Nothing evokes a sense of mystery like a wood chest. It might be one you found at an antique shop, or one that's been passed down through generations of family. It could be a newer chest that's faded or worn and you just want to breathe new life into it. The finish has likely faded or has been worn over time, and because chests are working pieces of furniture, dents, scratches and splinters typically need attention. Refinishing a chest is a good weekend project for all skill levels. The bulk of it can be done in a single day, using simple tools and supplies.

Divide + Conquer

Divide the refinishing job into three steps: repair, sanding + finishing. The sanding, which is probably the most important part of the project, requires most of the morning. Add stain afterwards, if desired. It's a good idea to allow the stain to dry overnight, and then tackle the topcoat the following day.

Sanding is Key

Sanding is the most important part of refinishing. The right tool means everything, and the BLACK+DECKER MOUSE® Detail Sander is ideal for removing old finishes in tight spaces. Capable of sanding on three sides, it has internal dust collection and a comfortable, ergonomic shape that fits your hand. It's ideal to use all day if needed.

**Task details:**
In the text on refinishing a wood chest, into which three steps is the job divided?

**Information provided:**

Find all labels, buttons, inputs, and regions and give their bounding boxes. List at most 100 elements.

**Final answer:**
Repair, sanding, and finishing.